DIRECTIONS — Locate the lines that hold the string "Efter". Copy every such line.

─── DATA SHOWN

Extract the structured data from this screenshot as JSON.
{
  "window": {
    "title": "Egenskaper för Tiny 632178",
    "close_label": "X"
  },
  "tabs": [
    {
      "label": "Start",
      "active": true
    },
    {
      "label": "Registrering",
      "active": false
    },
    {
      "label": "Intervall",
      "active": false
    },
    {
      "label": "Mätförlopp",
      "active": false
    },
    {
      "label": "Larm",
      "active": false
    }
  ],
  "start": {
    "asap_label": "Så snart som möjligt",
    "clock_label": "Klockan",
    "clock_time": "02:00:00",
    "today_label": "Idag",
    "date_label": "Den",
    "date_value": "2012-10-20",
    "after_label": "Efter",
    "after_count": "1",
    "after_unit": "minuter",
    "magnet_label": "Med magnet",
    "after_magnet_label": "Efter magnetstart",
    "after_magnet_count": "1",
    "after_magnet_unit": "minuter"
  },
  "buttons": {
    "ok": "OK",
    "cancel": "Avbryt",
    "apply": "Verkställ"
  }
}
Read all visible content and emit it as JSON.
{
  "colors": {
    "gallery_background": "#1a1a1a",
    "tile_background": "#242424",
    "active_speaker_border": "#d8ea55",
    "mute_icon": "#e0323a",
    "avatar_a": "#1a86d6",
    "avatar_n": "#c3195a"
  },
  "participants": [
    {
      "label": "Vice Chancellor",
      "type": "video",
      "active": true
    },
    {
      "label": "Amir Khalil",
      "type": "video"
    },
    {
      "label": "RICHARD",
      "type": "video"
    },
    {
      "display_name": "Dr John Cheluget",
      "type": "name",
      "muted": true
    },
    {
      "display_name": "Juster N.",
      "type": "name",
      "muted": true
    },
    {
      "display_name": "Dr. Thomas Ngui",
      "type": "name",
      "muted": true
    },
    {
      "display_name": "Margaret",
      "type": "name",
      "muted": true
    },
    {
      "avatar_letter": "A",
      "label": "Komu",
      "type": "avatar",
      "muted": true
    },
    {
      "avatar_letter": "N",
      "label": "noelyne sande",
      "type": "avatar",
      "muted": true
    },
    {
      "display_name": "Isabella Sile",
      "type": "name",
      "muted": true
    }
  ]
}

──────

RESPONSE TO THE TASK —
    "after_label": "Efter",
    "after_magnet_label": "Efter magnetstart",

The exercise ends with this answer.